Which lines hold the word "School"? Show each of them.

---

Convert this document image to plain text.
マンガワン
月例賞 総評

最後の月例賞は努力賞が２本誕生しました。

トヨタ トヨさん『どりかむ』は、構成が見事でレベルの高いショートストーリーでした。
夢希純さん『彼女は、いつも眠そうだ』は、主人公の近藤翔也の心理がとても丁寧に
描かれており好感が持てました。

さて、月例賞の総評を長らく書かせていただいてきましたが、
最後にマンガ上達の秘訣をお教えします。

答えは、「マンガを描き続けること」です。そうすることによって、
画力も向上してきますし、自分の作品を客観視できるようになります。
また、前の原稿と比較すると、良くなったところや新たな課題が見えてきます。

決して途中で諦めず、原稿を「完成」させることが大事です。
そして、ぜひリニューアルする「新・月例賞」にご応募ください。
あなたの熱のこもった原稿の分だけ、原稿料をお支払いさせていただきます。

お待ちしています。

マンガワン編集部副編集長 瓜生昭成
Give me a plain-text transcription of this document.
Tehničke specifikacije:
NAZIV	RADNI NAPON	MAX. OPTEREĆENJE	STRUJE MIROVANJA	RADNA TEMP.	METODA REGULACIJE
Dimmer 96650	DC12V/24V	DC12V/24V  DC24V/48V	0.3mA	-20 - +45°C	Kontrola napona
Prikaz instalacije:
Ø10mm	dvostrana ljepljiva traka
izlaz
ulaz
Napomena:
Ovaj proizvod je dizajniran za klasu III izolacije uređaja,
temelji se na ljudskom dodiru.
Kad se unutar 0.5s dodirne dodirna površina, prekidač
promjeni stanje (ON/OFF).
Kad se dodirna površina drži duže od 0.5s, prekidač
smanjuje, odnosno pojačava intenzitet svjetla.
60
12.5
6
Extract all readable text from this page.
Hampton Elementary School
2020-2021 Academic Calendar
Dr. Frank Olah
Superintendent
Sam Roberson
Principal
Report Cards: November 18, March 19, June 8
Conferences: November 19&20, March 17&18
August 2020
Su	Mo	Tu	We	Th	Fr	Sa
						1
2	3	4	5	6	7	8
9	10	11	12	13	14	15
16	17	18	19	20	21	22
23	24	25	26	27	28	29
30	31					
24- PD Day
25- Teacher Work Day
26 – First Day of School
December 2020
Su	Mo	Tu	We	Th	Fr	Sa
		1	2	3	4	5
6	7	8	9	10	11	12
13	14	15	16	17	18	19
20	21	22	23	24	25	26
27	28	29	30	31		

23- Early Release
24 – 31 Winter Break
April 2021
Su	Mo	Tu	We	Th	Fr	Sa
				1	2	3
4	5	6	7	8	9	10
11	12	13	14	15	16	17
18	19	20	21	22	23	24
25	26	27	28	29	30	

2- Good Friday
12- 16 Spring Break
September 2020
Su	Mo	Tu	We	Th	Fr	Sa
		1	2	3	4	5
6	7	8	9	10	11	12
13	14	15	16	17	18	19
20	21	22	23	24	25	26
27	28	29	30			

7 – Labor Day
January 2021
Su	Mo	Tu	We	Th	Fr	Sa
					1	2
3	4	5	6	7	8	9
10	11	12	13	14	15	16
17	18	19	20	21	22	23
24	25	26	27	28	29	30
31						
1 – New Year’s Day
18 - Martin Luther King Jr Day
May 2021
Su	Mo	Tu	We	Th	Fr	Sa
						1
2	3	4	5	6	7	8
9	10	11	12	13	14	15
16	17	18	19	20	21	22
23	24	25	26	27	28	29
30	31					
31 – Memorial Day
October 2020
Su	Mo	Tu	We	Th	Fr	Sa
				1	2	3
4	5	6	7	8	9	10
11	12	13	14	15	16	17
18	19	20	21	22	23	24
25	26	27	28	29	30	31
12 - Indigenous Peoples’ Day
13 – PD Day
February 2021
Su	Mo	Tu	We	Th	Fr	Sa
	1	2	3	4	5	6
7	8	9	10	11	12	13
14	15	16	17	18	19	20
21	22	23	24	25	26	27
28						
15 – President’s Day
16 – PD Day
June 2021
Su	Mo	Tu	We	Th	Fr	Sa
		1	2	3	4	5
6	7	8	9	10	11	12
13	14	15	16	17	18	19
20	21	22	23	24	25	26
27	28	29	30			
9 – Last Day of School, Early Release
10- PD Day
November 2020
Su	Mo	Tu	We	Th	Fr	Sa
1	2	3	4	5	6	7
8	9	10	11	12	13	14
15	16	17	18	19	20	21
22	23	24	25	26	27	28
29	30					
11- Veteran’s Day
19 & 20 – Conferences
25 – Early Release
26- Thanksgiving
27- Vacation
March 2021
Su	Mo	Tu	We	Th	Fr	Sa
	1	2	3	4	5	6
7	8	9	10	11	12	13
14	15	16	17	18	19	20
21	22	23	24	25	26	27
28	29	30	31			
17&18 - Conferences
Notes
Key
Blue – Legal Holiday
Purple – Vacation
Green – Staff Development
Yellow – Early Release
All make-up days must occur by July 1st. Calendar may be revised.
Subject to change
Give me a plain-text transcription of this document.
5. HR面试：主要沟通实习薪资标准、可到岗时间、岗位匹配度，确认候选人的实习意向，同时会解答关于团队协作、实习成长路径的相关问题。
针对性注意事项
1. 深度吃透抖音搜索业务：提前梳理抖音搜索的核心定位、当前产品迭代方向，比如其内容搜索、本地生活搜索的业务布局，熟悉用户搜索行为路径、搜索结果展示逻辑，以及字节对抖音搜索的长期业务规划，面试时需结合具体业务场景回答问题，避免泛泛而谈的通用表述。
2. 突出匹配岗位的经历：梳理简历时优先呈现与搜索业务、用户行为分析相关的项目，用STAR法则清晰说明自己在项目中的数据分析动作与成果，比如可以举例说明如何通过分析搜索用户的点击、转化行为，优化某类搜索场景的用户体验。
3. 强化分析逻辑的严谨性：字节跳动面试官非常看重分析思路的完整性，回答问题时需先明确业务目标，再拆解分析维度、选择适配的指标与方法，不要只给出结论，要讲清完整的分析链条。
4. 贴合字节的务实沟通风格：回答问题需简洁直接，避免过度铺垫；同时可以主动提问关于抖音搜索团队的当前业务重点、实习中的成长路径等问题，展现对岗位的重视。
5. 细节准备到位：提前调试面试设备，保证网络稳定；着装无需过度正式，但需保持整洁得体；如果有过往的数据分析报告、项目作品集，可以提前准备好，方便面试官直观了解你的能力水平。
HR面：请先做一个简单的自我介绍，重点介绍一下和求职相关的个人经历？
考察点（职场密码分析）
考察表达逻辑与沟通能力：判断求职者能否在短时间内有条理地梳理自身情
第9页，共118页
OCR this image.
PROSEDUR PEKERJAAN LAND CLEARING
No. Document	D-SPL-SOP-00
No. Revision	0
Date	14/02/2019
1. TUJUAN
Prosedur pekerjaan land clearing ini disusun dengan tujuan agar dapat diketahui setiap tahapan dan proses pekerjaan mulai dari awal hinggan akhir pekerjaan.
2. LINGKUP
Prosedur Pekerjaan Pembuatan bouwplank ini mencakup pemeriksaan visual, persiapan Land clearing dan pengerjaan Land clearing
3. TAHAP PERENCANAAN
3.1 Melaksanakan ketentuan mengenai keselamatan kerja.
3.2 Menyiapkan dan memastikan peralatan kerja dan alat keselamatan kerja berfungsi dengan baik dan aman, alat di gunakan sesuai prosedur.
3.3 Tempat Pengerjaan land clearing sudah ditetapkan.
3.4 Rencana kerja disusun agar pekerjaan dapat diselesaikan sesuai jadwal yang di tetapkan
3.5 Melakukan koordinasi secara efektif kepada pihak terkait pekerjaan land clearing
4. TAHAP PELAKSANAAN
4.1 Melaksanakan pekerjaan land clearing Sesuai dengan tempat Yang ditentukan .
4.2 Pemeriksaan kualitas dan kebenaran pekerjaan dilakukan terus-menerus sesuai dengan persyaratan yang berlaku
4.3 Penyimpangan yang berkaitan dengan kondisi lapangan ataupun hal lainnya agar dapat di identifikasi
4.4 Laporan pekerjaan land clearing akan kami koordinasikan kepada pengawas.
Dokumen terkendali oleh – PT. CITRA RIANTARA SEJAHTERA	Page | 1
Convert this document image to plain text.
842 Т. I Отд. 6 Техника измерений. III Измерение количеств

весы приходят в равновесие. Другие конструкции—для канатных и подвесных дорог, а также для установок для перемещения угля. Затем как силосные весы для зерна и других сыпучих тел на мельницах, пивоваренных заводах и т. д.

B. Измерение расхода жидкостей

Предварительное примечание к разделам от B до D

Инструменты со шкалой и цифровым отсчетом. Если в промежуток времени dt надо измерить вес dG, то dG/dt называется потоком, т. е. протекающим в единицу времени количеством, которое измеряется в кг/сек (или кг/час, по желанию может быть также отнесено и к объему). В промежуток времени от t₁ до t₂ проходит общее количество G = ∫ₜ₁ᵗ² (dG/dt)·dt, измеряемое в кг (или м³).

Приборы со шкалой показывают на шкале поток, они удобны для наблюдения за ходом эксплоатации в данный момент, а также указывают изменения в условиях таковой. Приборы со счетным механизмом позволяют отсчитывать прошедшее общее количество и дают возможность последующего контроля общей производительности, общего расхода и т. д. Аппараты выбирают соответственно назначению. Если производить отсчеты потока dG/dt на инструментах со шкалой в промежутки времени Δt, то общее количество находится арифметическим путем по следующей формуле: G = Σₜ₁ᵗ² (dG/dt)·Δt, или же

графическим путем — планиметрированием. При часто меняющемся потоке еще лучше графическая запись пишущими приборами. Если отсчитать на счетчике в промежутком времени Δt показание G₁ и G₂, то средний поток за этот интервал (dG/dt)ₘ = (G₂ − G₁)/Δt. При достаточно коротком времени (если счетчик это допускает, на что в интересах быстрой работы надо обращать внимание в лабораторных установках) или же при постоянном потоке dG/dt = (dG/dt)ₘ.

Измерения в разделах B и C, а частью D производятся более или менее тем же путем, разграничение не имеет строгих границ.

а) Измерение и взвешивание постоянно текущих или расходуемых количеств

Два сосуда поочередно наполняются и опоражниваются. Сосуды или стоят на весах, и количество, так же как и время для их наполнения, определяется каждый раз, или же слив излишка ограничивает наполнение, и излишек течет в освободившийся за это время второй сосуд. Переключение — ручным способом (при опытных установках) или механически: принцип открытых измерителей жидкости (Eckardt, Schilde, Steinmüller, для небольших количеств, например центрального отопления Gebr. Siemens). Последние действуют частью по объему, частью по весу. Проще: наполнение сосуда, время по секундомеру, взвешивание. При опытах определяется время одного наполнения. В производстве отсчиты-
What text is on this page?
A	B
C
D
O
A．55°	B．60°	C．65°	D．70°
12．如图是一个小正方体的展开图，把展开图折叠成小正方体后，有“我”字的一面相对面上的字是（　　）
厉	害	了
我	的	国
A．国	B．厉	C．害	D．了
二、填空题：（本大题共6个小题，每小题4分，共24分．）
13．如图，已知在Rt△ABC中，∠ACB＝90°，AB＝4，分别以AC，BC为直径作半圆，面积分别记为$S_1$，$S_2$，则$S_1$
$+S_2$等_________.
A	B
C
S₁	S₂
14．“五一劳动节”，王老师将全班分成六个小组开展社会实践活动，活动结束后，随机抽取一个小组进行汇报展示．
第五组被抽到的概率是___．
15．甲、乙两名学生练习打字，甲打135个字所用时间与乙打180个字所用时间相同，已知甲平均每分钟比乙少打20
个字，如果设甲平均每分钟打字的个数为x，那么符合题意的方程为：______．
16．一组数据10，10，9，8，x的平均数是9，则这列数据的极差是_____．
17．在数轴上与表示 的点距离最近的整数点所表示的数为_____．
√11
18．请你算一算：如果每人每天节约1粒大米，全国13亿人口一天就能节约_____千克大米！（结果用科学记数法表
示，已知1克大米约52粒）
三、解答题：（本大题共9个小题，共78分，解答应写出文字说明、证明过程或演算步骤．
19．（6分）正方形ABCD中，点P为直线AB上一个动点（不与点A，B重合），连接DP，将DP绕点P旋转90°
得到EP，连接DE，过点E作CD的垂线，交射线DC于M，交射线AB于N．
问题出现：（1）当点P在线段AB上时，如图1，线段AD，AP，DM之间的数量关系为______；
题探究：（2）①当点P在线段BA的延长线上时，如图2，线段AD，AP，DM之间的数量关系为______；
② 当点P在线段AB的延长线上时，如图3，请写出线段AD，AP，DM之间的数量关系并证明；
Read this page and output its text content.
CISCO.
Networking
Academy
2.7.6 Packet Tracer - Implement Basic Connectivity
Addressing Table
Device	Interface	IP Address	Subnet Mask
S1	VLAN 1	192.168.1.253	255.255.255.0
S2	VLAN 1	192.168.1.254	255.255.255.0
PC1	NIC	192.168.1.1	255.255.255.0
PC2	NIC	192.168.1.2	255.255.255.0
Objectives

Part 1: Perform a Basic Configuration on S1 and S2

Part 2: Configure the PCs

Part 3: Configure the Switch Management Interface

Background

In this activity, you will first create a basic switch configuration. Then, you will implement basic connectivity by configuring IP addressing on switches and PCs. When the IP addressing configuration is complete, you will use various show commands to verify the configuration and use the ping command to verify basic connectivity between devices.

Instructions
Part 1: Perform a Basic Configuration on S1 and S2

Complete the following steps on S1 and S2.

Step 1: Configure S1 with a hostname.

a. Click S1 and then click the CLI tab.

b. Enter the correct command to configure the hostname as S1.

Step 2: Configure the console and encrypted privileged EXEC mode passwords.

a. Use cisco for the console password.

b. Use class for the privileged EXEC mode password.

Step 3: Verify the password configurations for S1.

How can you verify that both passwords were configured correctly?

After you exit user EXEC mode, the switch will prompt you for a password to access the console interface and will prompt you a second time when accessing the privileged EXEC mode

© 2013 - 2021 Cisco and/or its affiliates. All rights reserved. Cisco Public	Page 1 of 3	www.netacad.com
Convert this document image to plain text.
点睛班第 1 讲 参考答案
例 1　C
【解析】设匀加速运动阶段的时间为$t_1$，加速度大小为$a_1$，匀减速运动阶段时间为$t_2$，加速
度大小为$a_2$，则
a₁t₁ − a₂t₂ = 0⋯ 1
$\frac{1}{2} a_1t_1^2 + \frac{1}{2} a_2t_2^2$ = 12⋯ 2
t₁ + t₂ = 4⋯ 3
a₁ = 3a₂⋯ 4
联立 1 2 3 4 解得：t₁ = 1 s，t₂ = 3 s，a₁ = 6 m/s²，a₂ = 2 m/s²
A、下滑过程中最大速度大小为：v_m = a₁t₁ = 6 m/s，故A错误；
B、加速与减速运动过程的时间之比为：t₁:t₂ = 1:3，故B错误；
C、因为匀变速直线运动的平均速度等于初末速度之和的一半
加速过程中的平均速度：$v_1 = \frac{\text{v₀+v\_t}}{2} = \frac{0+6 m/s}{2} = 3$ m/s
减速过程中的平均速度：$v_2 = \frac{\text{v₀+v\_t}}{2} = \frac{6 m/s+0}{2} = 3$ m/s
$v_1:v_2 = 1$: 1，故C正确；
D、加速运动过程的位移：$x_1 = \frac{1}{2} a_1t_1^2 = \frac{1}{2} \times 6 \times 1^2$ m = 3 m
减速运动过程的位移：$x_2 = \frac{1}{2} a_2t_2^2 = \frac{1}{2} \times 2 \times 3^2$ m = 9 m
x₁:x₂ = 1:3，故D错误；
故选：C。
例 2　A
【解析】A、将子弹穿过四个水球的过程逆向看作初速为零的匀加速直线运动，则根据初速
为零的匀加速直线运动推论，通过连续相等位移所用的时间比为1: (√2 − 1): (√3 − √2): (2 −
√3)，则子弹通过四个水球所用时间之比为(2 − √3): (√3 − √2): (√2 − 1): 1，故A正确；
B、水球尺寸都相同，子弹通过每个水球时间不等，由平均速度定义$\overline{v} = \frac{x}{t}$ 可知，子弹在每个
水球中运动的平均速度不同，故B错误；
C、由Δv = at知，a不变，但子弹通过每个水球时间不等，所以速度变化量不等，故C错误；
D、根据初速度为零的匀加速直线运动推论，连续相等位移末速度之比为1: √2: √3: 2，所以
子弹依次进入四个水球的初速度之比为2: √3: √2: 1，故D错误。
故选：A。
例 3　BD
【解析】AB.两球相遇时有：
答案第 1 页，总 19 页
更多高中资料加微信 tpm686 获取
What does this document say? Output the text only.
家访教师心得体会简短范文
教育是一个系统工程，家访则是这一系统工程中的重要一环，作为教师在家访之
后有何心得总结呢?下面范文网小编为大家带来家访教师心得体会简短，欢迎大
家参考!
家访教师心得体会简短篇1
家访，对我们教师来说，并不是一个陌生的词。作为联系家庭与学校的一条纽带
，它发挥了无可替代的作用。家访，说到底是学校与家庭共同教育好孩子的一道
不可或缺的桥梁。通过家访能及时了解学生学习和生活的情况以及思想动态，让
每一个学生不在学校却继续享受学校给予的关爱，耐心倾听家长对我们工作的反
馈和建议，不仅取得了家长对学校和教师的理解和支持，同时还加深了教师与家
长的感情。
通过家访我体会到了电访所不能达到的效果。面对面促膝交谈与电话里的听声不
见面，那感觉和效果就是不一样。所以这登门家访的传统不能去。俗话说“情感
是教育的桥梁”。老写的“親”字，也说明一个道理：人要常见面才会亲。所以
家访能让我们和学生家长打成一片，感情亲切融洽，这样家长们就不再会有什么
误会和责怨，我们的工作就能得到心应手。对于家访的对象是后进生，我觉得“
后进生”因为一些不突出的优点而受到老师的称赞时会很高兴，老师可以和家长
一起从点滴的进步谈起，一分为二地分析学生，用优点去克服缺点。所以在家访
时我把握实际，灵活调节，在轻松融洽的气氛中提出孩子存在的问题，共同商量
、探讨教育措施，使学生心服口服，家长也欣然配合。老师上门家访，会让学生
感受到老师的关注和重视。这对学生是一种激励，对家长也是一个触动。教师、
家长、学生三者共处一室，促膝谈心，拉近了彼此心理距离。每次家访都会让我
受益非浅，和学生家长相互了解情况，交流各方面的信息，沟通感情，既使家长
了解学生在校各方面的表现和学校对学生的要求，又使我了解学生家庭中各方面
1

---

REPLY TO THE TASK:
Hampton Elementary School
26 – First Day of School
9 – Last Day of School, Early Release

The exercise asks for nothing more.